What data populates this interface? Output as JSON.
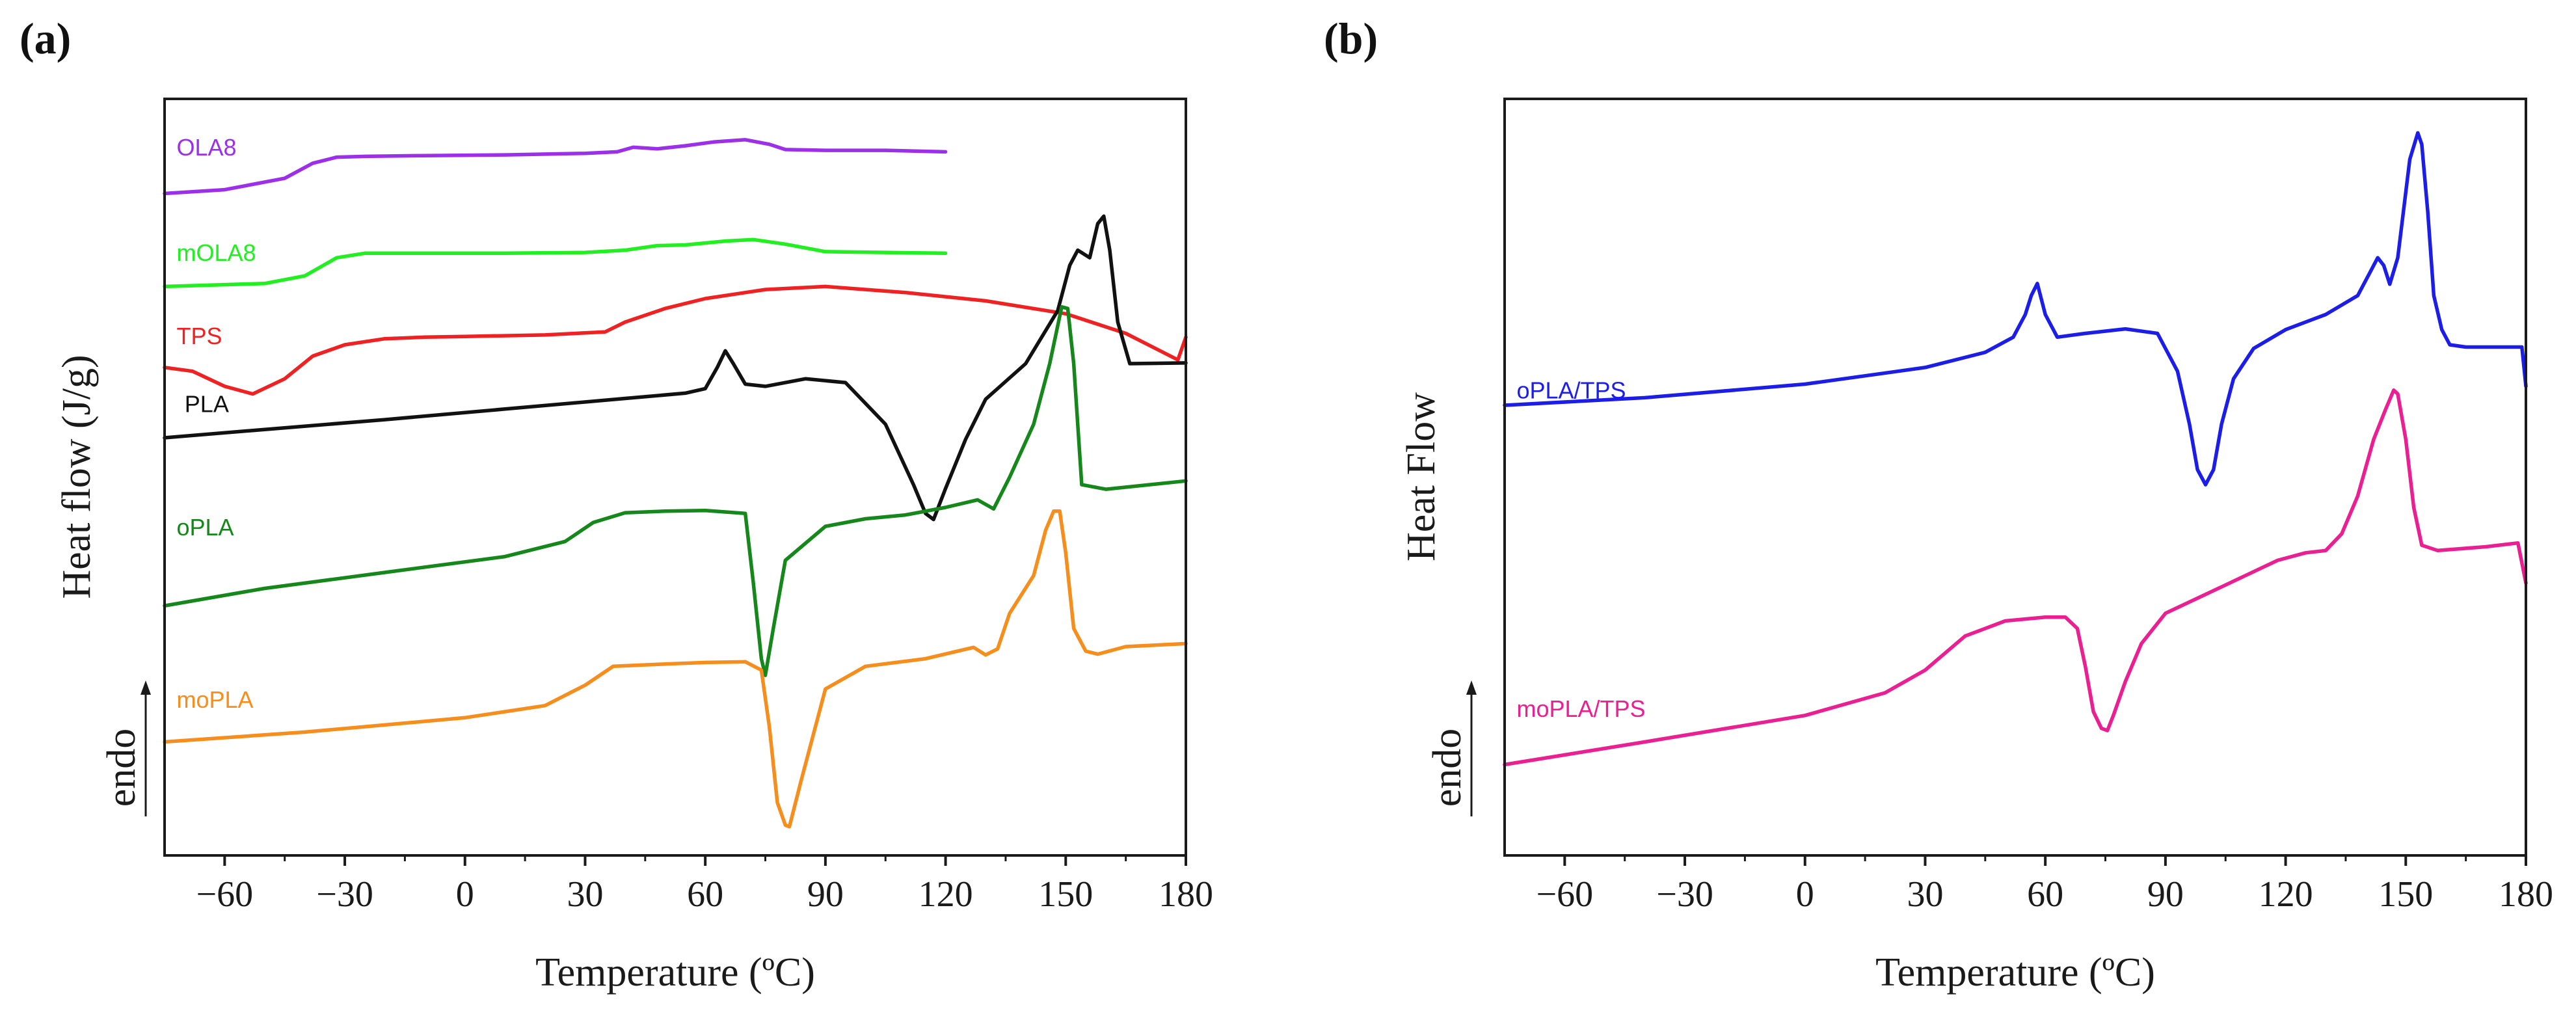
{
  "chart_data": [
    {
      "panel": "(a)",
      "type": "line",
      "xlabel": "Temperature (ºC)",
      "ylabel": "Heat flow (J/g)",
      "xlim": [
        -75,
        180
      ],
      "ylim": [
        0,
        100
      ],
      "xticks": [
        -60,
        -30,
        0,
        30,
        60,
        90,
        120,
        150,
        180
      ],
      "xtick_labels": [
        "−60",
        "−30",
        "0",
        "30",
        "60",
        "90",
        "120",
        "150",
        "180"
      ],
      "endo_label": "endo",
      "grid": false,
      "series": [
        {
          "name": "OLA8",
          "color": "#9b30e8",
          "label_at": [
            -72,
            92.5
          ],
          "x": [
            -75,
            -60,
            -45,
            -38,
            -32,
            -25,
            -10,
            10,
            30,
            38,
            42,
            48,
            55,
            62,
            70,
            76,
            80,
            90,
            105,
            120
          ],
          "y": [
            87.5,
            88.0,
            89.5,
            91.5,
            92.3,
            92.4,
            92.5,
            92.6,
            92.8,
            93.0,
            93.6,
            93.4,
            93.8,
            94.3,
            94.6,
            94.0,
            93.3,
            93.2,
            93.2,
            93.0
          ]
        },
        {
          "name": "mOLA8",
          "color": "#22ee22",
          "label_at": [
            -72,
            78.6
          ],
          "x": [
            -75,
            -50,
            -40,
            -32,
            -25,
            -10,
            10,
            30,
            40,
            48,
            55,
            65,
            72,
            80,
            90,
            105,
            120
          ],
          "y": [
            75.2,
            75.6,
            76.6,
            79.0,
            79.6,
            79.6,
            79.6,
            79.7,
            80.0,
            80.6,
            80.7,
            81.2,
            81.4,
            80.8,
            79.8,
            79.7,
            79.6
          ]
        },
        {
          "name": "TPS",
          "color": "#ee2222",
          "label_at": [
            -72,
            67.6
          ],
          "x": [
            -75,
            -68,
            -60,
            -53,
            -45,
            -38,
            -30,
            -20,
            -10,
            0,
            20,
            35,
            40,
            50,
            60,
            75,
            90,
            110,
            130,
            150,
            165,
            178,
            180
          ],
          "y": [
            64.5,
            64.0,
            62.0,
            61.0,
            63.0,
            66.0,
            67.5,
            68.3,
            68.5,
            68.6,
            68.8,
            69.2,
            70.5,
            72.3,
            73.6,
            74.8,
            75.2,
            74.4,
            73.3,
            71.6,
            69.0,
            65.5,
            68.5
          ]
        },
        {
          "name": "PLA",
          "color": "#111111",
          "label_at": [
            -70,
            58.6
          ],
          "x": [
            -75,
            -50,
            -20,
            10,
            40,
            55,
            60,
            63,
            65,
            67,
            70,
            75,
            85,
            95,
            105,
            112,
            115,
            117,
            120,
            125,
            130,
            140,
            148,
            151,
            153,
            156,
            158,
            159.5,
            161,
            163,
            166,
            180
          ],
          "y": [
            55.2,
            56.3,
            57.6,
            59.0,
            60.4,
            61.1,
            61.7,
            64.5,
            66.7,
            65.0,
            62.3,
            62.0,
            63.0,
            62.5,
            57.0,
            49.0,
            45.2,
            44.4,
            48.5,
            55.0,
            60.3,
            65.0,
            72.0,
            78.0,
            80.0,
            79.0,
            83.5,
            84.5,
            80.0,
            70.5,
            65.0,
            65.1
          ]
        },
        {
          "name": "oPLA",
          "color": "#15871b",
          "label_at": [
            -72,
            42.3
          ],
          "x": [
            -75,
            -50,
            -20,
            10,
            25,
            32,
            40,
            50,
            60,
            70,
            72,
            74,
            75,
            77,
            80,
            90,
            100,
            110,
            120,
            128,
            132,
            136,
            142,
            146,
            149,
            150.5,
            152,
            154,
            160,
            180
          ],
          "y": [
            33.0,
            35.3,
            37.4,
            39.5,
            41.5,
            44.0,
            45.3,
            45.5,
            45.6,
            45.2,
            36.0,
            26.0,
            23.8,
            30.0,
            39.0,
            43.5,
            44.5,
            45.0,
            46.0,
            47.0,
            45.8,
            50.0,
            57.0,
            65.0,
            72.5,
            72.3,
            65.0,
            49.0,
            48.4,
            49.5
          ]
        },
        {
          "name": "moPLA",
          "color": "#f58e1c",
          "label_at": [
            -72,
            19.5
          ],
          "x": [
            -75,
            -40,
            0,
            20,
            30,
            37,
            50,
            60,
            70,
            74,
            76,
            78,
            80,
            81,
            84,
            90,
            100,
            115,
            127,
            130,
            133,
            136,
            142,
            145,
            147,
            148.5,
            150,
            152,
            155,
            158,
            165,
            180
          ],
          "y": [
            15.0,
            16.3,
            18.2,
            19.8,
            22.5,
            25.0,
            25.3,
            25.5,
            25.6,
            24.5,
            17.0,
            7.0,
            4.0,
            3.8,
            10.0,
            22.0,
            25.0,
            26.0,
            27.5,
            26.5,
            27.3,
            32.0,
            37.0,
            43.0,
            45.5,
            45.5,
            40.0,
            30.0,
            27.0,
            26.6,
            27.6,
            28.0
          ]
        }
      ]
    },
    {
      "panel": "(b)",
      "type": "line",
      "xlabel": "Temperature (ºC)",
      "ylabel": "Heat Flow",
      "xlim": [
        -75,
        180
      ],
      "ylim": [
        0,
        100
      ],
      "xticks": [
        -60,
        -30,
        0,
        30,
        60,
        90,
        120,
        150,
        180
      ],
      "xtick_labels": [
        "−60",
        "−30",
        "0",
        "30",
        "60",
        "90",
        "120",
        "150",
        "180"
      ],
      "endo_label": "endo",
      "grid": false,
      "series": [
        {
          "name": "oPLA/TPS",
          "color": "#1c1ee8",
          "label_at": [
            -72,
            60.4
          ],
          "x": [
            -75,
            -40,
            0,
            30,
            45,
            52,
            55,
            56.5,
            58,
            60,
            63,
            70,
            80,
            88,
            93,
            96,
            98,
            100,
            102,
            104,
            107,
            112,
            120,
            130,
            138,
            141,
            143,
            144.5,
            146,
            148,
            151,
            153,
            154,
            155.5,
            157,
            159,
            161,
            165,
            175,
            179,
            180
          ],
          "y": [
            59.5,
            60.5,
            62.3,
            64.5,
            66.5,
            68.5,
            71.5,
            74.0,
            75.6,
            71.5,
            68.5,
            69.0,
            69.6,
            69.0,
            64.0,
            57.0,
            51.0,
            49.0,
            51.0,
            57.0,
            63.0,
            67.0,
            69.5,
            71.5,
            74.0,
            77.0,
            79.0,
            78.0,
            75.5,
            79.0,
            92.0,
            95.5,
            94.0,
            85.0,
            74.0,
            69.5,
            67.5,
            67.2,
            67.2,
            67.2,
            62.0
          ]
        },
        {
          "name": "moPLA/TPS",
          "color": "#ea1f92",
          "label_at": [
            -72,
            18.3
          ],
          "x": [
            -75,
            -40,
            0,
            20,
            30,
            40,
            50,
            60,
            65,
            68,
            70,
            72,
            74,
            75.5,
            77,
            80,
            84,
            90,
            100,
            110,
            118,
            125,
            130,
            134,
            138,
            142,
            145,
            147,
            148,
            150,
            152,
            154,
            158,
            170,
            178,
            180
          ],
          "y": [
            12.0,
            15.0,
            18.5,
            21.5,
            24.5,
            29.0,
            31.0,
            31.5,
            31.5,
            30.0,
            25.0,
            19.0,
            16.8,
            16.5,
            18.5,
            23.0,
            28.0,
            32.0,
            34.5,
            37.0,
            39.0,
            40.0,
            40.3,
            42.5,
            47.5,
            55.0,
            59.0,
            61.5,
            61.0,
            55.0,
            46.0,
            41.0,
            40.3,
            40.8,
            41.3,
            36.0
          ]
        }
      ]
    }
  ]
}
────────────────────────────────────────
Direction:
Would you return the data exactly as written, without the pictures?

Expected answer:
What data populates this interface? Output as JSON.
{
  "chart_data": [
    {
      "panel": "(a)",
      "type": "line",
      "xlabel": "Temperature (ºC)",
      "ylabel": "Heat flow (J/g)",
      "xlim": [
        -75,
        180
      ],
      "ylim": [
        0,
        100
      ],
      "xticks": [
        -60,
        -30,
        0,
        30,
        60,
        90,
        120,
        150,
        180
      ],
      "xtick_labels": [
        "−60",
        "−30",
        "0",
        "30",
        "60",
        "90",
        "120",
        "150",
        "180"
      ],
      "endo_label": "endo",
      "grid": false,
      "series": [
        {
          "name": "OLA8",
          "color": "#9b30e8",
          "label_at": [
            -72,
            92.5
          ],
          "x": [
            -75,
            -60,
            -45,
            -38,
            -32,
            -25,
            -10,
            10,
            30,
            38,
            42,
            48,
            55,
            62,
            70,
            76,
            80,
            90,
            105,
            120
          ],
          "y": [
            87.5,
            88.0,
            89.5,
            91.5,
            92.3,
            92.4,
            92.5,
            92.6,
            92.8,
            93.0,
            93.6,
            93.4,
            93.8,
            94.3,
            94.6,
            94.0,
            93.3,
            93.2,
            93.2,
            93.0
          ]
        },
        {
          "name": "mOLA8",
          "color": "#22ee22",
          "label_at": [
            -72,
            78.6
          ],
          "x": [
            -75,
            -50,
            -40,
            -32,
            -25,
            -10,
            10,
            30,
            40,
            48,
            55,
            65,
            72,
            80,
            90,
            105,
            120
          ],
          "y": [
            75.2,
            75.6,
            76.6,
            79.0,
            79.6,
            79.6,
            79.6,
            79.7,
            80.0,
            80.6,
            80.7,
            81.2,
            81.4,
            80.8,
            79.8,
            79.7,
            79.6
          ]
        },
        {
          "name": "TPS",
          "color": "#ee2222",
          "label_at": [
            -72,
            67.6
          ],
          "x": [
            -75,
            -68,
            -60,
            -53,
            -45,
            -38,
            -30,
            -20,
            -10,
            0,
            20,
            35,
            40,
            50,
            60,
            75,
            90,
            110,
            130,
            150,
            165,
            178,
            180
          ],
          "y": [
            64.5,
            64.0,
            62.0,
            61.0,
            63.0,
            66.0,
            67.5,
            68.3,
            68.5,
            68.6,
            68.8,
            69.2,
            70.5,
            72.3,
            73.6,
            74.8,
            75.2,
            74.4,
            73.3,
            71.6,
            69.0,
            65.5,
            68.5
          ]
        },
        {
          "name": "PLA",
          "color": "#111111",
          "label_at": [
            -70,
            58.6
          ],
          "x": [
            -75,
            -50,
            -20,
            10,
            40,
            55,
            60,
            63,
            65,
            67,
            70,
            75,
            85,
            95,
            105,
            112,
            115,
            117,
            120,
            125,
            130,
            140,
            148,
            151,
            153,
            156,
            158,
            159.5,
            161,
            163,
            166,
            180
          ],
          "y": [
            55.2,
            56.3,
            57.6,
            59.0,
            60.4,
            61.1,
            61.7,
            64.5,
            66.7,
            65.0,
            62.3,
            62.0,
            63.0,
            62.5,
            57.0,
            49.0,
            45.2,
            44.4,
            48.5,
            55.0,
            60.3,
            65.0,
            72.0,
            78.0,
            80.0,
            79.0,
            83.5,
            84.5,
            80.0,
            70.5,
            65.0,
            65.1
          ]
        },
        {
          "name": "oPLA",
          "color": "#15871b",
          "label_at": [
            -72,
            42.3
          ],
          "x": [
            -75,
            -50,
            -20,
            10,
            25,
            32,
            40,
            50,
            60,
            70,
            72,
            74,
            75,
            77,
            80,
            90,
            100,
            110,
            120,
            128,
            132,
            136,
            142,
            146,
            149,
            150.5,
            152,
            154,
            160,
            180
          ],
          "y": [
            33.0,
            35.3,
            37.4,
            39.5,
            41.5,
            44.0,
            45.3,
            45.5,
            45.6,
            45.2,
            36.0,
            26.0,
            23.8,
            30.0,
            39.0,
            43.5,
            44.5,
            45.0,
            46.0,
            47.0,
            45.8,
            50.0,
            57.0,
            65.0,
            72.5,
            72.3,
            65.0,
            49.0,
            48.4,
            49.5
          ]
        },
        {
          "name": "moPLA",
          "color": "#f58e1c",
          "label_at": [
            -72,
            19.5
          ],
          "x": [
            -75,
            -40,
            0,
            20,
            30,
            37,
            50,
            60,
            70,
            74,
            76,
            78,
            80,
            81,
            84,
            90,
            100,
            115,
            127,
            130,
            133,
            136,
            142,
            145,
            147,
            148.5,
            150,
            152,
            155,
            158,
            165,
            180
          ],
          "y": [
            15.0,
            16.3,
            18.2,
            19.8,
            22.5,
            25.0,
            25.3,
            25.5,
            25.6,
            24.5,
            17.0,
            7.0,
            4.0,
            3.8,
            10.0,
            22.0,
            25.0,
            26.0,
            27.5,
            26.5,
            27.3,
            32.0,
            37.0,
            43.0,
            45.5,
            45.5,
            40.0,
            30.0,
            27.0,
            26.6,
            27.6,
            28.0
          ]
        }
      ]
    },
    {
      "panel": "(b)",
      "type": "line",
      "xlabel": "Temperature (ºC)",
      "ylabel": "Heat Flow",
      "xlim": [
        -75,
        180
      ],
      "ylim": [
        0,
        100
      ],
      "xticks": [
        -60,
        -30,
        0,
        30,
        60,
        90,
        120,
        150,
        180
      ],
      "xtick_labels": [
        "−60",
        "−30",
        "0",
        "30",
        "60",
        "90",
        "120",
        "150",
        "180"
      ],
      "endo_label": "endo",
      "grid": false,
      "series": [
        {
          "name": "oPLA/TPS",
          "color": "#1c1ee8",
          "label_at": [
            -72,
            60.4
          ],
          "x": [
            -75,
            -40,
            0,
            30,
            45,
            52,
            55,
            56.5,
            58,
            60,
            63,
            70,
            80,
            88,
            93,
            96,
            98,
            100,
            102,
            104,
            107,
            112,
            120,
            130,
            138,
            141,
            143,
            144.5,
            146,
            148,
            151,
            153,
            154,
            155.5,
            157,
            159,
            161,
            165,
            175,
            179,
            180
          ],
          "y": [
            59.5,
            60.5,
            62.3,
            64.5,
            66.5,
            68.5,
            71.5,
            74.0,
            75.6,
            71.5,
            68.5,
            69.0,
            69.6,
            69.0,
            64.0,
            57.0,
            51.0,
            49.0,
            51.0,
            57.0,
            63.0,
            67.0,
            69.5,
            71.5,
            74.0,
            77.0,
            79.0,
            78.0,
            75.5,
            79.0,
            92.0,
            95.5,
            94.0,
            85.0,
            74.0,
            69.5,
            67.5,
            67.2,
            67.2,
            67.2,
            62.0
          ]
        },
        {
          "name": "moPLA/TPS",
          "color": "#ea1f92",
          "label_at": [
            -72,
            18.3
          ],
          "x": [
            -75,
            -40,
            0,
            20,
            30,
            40,
            50,
            60,
            65,
            68,
            70,
            72,
            74,
            75.5,
            77,
            80,
            84,
            90,
            100,
            110,
            118,
            125,
            130,
            134,
            138,
            142,
            145,
            147,
            148,
            150,
            152,
            154,
            158,
            170,
            178,
            180
          ],
          "y": [
            12.0,
            15.0,
            18.5,
            21.5,
            24.5,
            29.0,
            31.0,
            31.5,
            31.5,
            30.0,
            25.0,
            19.0,
            16.8,
            16.5,
            18.5,
            23.0,
            28.0,
            32.0,
            34.5,
            37.0,
            39.0,
            40.0,
            40.3,
            42.5,
            47.5,
            55.0,
            59.0,
            61.5,
            61.0,
            55.0,
            46.0,
            41.0,
            40.3,
            40.8,
            41.3,
            36.0
          ]
        }
      ]
    }
  ]
}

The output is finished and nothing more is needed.